- _Requirements_
Locate and copy each line in the data that contains the word "content".

══════

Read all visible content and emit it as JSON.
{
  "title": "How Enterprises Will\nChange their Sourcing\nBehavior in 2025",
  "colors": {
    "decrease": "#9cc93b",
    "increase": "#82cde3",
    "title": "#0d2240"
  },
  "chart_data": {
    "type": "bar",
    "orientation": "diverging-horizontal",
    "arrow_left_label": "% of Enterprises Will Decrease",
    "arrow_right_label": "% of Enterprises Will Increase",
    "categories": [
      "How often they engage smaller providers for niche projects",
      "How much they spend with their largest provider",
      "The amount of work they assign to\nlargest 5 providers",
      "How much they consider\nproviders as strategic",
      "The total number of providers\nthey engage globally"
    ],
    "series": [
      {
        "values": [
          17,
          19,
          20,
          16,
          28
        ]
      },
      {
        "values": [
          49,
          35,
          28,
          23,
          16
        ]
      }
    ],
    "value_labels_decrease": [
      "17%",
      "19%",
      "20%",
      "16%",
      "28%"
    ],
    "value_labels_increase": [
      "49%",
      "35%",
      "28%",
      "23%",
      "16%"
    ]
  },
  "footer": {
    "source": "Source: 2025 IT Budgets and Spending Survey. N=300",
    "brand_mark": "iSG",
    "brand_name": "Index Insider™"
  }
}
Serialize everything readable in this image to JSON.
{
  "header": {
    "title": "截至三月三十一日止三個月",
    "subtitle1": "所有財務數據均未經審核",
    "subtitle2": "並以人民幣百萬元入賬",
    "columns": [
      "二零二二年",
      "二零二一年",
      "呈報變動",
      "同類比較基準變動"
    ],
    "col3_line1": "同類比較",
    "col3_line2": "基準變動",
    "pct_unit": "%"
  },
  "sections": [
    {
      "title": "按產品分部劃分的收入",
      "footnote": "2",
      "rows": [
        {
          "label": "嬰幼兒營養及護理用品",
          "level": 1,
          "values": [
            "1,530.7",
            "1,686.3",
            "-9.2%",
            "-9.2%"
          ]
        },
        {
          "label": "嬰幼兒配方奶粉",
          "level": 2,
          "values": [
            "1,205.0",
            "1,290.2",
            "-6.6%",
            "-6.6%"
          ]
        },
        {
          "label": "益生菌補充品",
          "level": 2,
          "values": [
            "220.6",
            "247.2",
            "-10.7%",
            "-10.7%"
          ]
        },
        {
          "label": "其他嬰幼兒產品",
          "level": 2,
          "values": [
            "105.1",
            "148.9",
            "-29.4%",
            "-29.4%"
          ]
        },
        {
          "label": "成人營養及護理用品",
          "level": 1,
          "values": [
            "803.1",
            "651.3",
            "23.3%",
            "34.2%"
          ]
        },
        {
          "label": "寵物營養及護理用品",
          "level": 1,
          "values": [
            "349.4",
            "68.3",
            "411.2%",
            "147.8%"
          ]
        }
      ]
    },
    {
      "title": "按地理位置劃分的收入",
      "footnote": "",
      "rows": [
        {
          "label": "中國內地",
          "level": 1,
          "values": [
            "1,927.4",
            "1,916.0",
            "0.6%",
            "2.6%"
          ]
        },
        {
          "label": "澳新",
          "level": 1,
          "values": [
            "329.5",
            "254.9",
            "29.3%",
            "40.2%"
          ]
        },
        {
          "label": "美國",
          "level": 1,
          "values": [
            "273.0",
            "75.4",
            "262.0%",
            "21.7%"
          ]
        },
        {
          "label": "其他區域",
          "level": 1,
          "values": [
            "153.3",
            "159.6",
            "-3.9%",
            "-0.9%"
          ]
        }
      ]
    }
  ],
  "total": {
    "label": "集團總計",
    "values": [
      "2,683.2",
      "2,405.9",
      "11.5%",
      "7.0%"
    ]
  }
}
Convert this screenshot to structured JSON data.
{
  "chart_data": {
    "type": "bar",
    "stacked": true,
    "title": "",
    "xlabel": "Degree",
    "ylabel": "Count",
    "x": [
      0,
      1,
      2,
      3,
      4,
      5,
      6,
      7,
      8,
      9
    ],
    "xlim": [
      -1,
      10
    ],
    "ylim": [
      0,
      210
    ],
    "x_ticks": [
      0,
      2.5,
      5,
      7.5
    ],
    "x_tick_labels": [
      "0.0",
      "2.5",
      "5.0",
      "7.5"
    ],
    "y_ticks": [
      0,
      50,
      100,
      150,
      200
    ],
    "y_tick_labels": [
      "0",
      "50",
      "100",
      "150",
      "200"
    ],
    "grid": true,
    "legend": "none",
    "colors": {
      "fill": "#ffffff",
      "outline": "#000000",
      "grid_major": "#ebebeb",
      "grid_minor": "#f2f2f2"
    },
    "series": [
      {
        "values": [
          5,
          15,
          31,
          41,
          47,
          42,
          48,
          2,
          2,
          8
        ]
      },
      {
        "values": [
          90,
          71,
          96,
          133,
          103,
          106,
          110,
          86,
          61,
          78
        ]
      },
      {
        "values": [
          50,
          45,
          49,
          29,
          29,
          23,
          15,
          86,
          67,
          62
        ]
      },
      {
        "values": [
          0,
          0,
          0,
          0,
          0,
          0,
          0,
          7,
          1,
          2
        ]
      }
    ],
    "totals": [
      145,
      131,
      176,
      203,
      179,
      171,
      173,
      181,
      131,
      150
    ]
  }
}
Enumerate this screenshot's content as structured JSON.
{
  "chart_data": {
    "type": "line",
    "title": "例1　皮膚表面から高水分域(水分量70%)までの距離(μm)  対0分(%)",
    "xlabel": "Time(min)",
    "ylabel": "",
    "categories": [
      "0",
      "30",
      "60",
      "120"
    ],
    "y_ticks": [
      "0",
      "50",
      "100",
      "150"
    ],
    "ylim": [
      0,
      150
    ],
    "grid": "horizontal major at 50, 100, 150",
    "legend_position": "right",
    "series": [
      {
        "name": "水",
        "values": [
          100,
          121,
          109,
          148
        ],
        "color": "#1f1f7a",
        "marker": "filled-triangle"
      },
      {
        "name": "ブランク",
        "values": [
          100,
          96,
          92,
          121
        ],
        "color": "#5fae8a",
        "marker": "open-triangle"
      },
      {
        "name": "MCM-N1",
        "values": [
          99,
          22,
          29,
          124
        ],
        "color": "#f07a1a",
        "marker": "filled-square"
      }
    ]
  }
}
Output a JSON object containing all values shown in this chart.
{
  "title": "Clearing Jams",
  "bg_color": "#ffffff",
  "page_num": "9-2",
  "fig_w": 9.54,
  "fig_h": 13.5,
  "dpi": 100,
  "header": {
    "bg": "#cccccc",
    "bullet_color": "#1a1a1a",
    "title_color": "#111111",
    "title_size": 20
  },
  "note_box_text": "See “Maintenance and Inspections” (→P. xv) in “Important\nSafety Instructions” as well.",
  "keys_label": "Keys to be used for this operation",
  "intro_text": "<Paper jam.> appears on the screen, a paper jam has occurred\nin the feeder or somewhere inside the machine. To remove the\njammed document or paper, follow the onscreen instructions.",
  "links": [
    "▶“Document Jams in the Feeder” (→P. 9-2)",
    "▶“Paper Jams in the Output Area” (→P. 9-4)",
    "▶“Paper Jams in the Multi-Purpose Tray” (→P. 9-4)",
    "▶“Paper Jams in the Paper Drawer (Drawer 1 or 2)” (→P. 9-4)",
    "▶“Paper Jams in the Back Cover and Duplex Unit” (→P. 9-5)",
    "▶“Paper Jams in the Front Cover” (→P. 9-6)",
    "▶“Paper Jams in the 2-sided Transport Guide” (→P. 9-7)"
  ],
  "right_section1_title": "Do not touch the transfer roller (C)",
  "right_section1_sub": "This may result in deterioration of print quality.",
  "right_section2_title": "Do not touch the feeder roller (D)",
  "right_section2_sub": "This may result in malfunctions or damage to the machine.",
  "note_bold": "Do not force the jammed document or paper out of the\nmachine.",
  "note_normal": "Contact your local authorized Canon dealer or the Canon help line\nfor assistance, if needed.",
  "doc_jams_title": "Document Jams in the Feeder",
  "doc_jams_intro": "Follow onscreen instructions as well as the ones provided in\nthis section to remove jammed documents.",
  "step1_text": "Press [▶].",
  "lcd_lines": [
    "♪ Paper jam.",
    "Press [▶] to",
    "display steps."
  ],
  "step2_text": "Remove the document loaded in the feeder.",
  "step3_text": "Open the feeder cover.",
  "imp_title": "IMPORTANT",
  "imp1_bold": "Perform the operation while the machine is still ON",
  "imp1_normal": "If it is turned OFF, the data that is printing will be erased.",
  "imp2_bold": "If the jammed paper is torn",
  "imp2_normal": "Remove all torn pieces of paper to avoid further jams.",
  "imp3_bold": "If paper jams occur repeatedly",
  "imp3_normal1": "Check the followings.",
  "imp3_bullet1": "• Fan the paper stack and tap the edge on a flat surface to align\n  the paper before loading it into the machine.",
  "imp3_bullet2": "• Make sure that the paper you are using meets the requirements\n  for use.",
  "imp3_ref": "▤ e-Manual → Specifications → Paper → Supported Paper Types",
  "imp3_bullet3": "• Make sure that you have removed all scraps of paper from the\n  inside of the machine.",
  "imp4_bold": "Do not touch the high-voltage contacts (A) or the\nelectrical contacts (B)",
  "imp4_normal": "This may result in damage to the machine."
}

══════

- _Expected answer_
Read all visible content and emit it as JSON.
Enumerate this screenshot's content as structured JSON.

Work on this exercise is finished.